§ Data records
┄┄┄┄┄┄┄┄┄┄

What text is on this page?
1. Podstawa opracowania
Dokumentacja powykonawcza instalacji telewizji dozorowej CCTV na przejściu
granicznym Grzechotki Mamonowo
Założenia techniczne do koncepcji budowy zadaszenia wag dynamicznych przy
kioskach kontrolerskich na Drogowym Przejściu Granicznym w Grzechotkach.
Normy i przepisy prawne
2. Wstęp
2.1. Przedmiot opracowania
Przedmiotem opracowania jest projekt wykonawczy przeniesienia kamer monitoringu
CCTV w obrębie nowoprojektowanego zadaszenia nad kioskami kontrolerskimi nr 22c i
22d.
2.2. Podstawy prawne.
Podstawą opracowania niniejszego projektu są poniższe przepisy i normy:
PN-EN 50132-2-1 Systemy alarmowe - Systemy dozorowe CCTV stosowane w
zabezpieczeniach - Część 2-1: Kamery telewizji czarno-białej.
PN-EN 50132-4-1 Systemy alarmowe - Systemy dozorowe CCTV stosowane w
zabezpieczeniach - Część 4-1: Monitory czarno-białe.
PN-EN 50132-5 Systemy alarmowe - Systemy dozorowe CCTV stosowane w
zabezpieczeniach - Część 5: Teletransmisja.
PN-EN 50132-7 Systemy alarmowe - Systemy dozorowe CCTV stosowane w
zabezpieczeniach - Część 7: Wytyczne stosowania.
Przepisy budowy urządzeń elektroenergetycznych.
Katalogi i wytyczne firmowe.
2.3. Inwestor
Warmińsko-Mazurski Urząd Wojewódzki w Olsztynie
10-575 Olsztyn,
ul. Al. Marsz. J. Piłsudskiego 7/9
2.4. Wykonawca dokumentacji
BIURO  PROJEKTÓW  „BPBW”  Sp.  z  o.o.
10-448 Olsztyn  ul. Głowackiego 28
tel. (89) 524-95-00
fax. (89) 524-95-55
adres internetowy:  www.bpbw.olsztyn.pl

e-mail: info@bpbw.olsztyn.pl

┄┄┄┄┄┄┄┄┄┄

§ Exercise brief
Pull out all lines in the data above that include "czarno".

§ Result of the task
zabezpieczeniach - Część 2-1: Kamery telewizji czarno-białej.
zabezpieczeniach - Część 4-1: Monitory czarno-białe.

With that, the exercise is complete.